[START OF Information shown]
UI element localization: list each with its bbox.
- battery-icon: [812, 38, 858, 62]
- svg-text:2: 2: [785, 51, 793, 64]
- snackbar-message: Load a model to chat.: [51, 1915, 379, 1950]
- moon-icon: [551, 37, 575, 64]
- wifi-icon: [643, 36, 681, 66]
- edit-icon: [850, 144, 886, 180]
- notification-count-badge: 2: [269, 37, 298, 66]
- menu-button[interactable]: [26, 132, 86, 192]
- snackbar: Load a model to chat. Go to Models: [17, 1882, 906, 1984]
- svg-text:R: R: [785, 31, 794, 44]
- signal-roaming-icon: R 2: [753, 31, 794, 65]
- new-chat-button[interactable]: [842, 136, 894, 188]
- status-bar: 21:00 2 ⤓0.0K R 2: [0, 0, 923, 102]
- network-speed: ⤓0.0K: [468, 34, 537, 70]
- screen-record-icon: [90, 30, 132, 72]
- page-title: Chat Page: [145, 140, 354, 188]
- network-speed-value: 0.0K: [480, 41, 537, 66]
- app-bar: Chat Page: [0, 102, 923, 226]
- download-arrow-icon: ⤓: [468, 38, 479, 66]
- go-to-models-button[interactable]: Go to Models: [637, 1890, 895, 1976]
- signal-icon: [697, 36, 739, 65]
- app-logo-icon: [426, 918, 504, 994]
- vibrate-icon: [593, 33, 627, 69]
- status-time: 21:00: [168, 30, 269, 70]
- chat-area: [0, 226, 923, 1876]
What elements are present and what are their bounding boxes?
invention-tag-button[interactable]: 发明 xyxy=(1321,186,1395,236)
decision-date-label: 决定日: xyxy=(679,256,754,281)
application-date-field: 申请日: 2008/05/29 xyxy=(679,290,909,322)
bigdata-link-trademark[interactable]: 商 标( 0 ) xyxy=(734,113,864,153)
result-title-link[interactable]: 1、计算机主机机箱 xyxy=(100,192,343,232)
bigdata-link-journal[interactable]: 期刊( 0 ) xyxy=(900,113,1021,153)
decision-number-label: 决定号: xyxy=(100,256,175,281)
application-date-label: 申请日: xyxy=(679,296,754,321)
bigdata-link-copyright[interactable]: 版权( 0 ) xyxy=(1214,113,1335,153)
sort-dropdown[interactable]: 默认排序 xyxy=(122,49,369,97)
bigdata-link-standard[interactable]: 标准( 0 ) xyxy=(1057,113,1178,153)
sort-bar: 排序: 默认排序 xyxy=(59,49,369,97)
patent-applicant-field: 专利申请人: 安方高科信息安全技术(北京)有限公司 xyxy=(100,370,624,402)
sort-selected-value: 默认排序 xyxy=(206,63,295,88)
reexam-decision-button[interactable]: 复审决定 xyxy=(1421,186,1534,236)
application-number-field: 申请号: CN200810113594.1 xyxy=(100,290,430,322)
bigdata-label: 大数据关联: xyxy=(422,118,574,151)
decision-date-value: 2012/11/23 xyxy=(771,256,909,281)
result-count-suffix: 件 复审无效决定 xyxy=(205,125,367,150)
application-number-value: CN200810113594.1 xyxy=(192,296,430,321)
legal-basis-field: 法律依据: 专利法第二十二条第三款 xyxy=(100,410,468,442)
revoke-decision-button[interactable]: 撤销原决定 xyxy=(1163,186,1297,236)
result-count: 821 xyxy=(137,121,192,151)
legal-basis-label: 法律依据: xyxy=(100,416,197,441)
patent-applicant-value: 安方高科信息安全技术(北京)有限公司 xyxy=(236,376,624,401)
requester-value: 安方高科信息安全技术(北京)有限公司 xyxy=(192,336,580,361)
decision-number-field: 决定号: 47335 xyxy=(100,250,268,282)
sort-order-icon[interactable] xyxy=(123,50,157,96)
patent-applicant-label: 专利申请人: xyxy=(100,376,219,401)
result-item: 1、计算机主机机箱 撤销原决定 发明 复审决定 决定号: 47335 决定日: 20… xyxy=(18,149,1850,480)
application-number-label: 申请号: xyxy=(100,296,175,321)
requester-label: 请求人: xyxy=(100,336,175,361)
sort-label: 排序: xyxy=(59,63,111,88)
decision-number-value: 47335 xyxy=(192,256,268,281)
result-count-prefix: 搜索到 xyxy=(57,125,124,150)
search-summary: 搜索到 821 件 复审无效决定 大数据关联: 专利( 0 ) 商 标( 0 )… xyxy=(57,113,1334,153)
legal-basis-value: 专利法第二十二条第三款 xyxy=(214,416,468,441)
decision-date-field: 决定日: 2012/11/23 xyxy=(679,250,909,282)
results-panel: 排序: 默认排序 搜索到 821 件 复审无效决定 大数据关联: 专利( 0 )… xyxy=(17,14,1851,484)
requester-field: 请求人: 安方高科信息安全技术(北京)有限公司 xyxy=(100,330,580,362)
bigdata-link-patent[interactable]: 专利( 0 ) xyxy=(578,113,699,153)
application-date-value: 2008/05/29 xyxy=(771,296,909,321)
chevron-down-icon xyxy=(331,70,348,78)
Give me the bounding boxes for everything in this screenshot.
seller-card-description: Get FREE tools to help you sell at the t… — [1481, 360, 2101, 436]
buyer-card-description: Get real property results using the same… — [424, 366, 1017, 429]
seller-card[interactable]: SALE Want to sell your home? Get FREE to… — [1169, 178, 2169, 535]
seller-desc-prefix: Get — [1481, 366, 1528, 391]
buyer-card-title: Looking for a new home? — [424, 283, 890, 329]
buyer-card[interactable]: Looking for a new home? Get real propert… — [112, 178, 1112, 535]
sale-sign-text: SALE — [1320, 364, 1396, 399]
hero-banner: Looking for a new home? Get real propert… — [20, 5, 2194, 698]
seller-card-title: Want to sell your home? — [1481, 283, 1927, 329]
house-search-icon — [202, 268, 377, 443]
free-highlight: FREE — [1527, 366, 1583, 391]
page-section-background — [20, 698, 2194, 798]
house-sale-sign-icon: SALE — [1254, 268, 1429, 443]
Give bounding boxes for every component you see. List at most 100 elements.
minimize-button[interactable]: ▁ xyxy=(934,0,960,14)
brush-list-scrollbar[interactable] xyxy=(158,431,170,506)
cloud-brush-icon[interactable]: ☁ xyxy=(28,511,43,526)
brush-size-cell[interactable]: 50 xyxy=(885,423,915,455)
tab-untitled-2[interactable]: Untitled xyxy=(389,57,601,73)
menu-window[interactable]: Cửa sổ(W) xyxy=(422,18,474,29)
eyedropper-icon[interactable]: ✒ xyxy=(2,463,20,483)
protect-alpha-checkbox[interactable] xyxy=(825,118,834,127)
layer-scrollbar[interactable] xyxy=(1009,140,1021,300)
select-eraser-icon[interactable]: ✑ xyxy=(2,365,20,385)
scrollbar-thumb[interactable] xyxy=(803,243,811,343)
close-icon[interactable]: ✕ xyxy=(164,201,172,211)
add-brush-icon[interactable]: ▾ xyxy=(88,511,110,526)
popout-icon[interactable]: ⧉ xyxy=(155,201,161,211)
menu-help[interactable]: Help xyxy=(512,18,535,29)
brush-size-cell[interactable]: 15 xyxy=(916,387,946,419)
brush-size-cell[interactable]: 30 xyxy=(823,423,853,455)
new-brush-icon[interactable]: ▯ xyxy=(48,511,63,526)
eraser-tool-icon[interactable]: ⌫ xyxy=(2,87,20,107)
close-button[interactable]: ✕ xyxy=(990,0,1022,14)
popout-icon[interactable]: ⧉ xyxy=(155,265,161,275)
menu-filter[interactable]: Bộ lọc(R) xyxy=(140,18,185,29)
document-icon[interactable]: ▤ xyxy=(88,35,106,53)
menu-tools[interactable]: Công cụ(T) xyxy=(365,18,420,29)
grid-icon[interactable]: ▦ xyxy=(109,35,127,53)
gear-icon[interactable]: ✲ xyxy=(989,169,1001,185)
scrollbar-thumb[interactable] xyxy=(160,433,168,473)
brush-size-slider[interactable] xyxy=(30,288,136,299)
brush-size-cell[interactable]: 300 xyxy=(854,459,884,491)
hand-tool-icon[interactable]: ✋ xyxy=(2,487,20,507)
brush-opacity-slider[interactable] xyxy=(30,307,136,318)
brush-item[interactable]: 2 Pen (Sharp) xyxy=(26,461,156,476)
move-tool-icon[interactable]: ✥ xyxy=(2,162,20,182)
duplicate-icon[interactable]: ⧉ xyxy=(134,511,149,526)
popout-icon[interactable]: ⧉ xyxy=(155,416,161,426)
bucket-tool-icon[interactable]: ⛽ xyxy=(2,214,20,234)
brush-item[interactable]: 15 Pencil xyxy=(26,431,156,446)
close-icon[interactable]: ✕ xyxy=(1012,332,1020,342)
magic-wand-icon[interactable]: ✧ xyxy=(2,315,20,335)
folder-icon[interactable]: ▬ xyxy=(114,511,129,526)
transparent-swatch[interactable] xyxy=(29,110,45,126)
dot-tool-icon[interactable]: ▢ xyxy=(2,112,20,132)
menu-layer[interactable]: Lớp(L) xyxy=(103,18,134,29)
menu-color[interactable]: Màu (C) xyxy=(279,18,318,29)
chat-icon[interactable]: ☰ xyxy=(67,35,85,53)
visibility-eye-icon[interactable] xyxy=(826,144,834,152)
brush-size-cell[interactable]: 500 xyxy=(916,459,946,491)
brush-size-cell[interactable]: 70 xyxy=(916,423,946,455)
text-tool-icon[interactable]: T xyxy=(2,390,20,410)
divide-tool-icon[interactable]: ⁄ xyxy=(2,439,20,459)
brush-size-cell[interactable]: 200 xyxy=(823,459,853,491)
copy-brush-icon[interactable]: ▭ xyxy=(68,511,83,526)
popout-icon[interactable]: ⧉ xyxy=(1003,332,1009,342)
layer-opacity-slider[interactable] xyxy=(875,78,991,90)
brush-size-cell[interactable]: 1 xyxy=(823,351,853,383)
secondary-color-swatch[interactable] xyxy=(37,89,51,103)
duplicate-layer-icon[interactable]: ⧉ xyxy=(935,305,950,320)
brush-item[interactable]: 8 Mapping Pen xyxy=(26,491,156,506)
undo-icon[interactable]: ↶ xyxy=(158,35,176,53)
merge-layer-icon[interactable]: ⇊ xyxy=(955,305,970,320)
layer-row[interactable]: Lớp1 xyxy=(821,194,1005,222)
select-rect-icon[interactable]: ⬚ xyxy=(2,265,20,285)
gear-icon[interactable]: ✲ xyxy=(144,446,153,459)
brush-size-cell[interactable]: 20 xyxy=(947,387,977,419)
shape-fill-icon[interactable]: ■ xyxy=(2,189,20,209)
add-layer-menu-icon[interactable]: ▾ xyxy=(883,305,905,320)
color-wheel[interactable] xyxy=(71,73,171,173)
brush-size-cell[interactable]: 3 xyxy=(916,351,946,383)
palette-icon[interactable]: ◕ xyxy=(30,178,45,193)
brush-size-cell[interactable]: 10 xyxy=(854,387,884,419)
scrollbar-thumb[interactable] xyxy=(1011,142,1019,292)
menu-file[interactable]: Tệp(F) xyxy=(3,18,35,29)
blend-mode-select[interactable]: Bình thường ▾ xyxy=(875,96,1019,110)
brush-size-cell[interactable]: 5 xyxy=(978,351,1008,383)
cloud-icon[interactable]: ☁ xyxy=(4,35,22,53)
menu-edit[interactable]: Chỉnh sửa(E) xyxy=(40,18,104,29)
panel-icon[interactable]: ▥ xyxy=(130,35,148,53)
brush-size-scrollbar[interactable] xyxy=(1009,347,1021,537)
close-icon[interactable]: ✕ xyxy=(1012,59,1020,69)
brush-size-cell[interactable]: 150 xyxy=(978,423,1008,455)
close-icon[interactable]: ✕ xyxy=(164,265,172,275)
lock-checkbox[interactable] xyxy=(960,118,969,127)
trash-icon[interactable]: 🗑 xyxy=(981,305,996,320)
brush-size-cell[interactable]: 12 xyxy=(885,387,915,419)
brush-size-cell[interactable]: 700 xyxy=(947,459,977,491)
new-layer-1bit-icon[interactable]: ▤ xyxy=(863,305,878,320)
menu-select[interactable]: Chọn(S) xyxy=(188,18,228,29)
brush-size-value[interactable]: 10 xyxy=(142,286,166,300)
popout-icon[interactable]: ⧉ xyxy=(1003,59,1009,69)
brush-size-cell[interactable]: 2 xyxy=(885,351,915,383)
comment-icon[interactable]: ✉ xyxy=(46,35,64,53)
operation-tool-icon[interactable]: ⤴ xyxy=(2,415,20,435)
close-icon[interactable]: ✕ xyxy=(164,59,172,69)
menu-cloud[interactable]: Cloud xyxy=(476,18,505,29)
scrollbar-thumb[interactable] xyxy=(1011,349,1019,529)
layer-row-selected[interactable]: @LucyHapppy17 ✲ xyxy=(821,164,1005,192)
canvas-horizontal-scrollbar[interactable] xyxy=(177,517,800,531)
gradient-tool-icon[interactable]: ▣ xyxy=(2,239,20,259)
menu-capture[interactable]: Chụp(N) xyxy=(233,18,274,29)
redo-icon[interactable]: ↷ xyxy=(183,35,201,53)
[END OF Information shown]
Work to complete: Copy out the rows word for word, starting at the first row and ending at the line that contains "What elements are", including both of those lines.

Answer in full:
UI element localization: list each with its bbox.
- battery-icon: [812, 38, 858, 62]
- svg-text:2: 2: [785, 51, 793, 64]
- snackbar-message: Load a model to chat.: [51, 1915, 379, 1950]
- moon-icon: [551, 37, 575, 64]
- wifi-icon: [643, 36, 681, 66]
- edit-icon: [850, 144, 886, 180]
- notification-count-badge: 2: [269, 37, 298, 66]
- menu-button[interactable]: [26, 132, 86, 192]
- snackbar: Load a model to chat. Go to Models: [17, 1882, 906, 1984]
- svg-text:R: R: [785, 31, 794, 44]
- signal-roaming-icon: R 2: [753, 31, 794, 65]
- new-chat-button[interactable]: [842, 136, 894, 188]
- status-bar: 21:00 2 ⤓0.0K R 2: [0, 0, 923, 102]
- network-speed: ⤓0.0K: [468, 34, 537, 70]
- screen-record-icon: [90, 30, 132, 72]
- page-title: Chat Page: [145, 140, 354, 188]
- network-speed-value: 0.0K: [480, 41, 537, 66]
- app-bar: Chat Page: [0, 102, 923, 226]
- download-arrow-icon: ⤓: [468, 38, 479, 66]
- go-to-models-button[interactable]: Go to Models: [637, 1890, 895, 1976]
- signal-icon: [697, 36, 739, 65]
- app-logo-icon: [426, 918, 504, 994]
- vibrate-icon: [593, 33, 627, 69]
- status-time: 21:00: [168, 30, 269, 70]
- chat-area: [0, 226, 923, 1876]
What elements are present and what are their bounding boxes?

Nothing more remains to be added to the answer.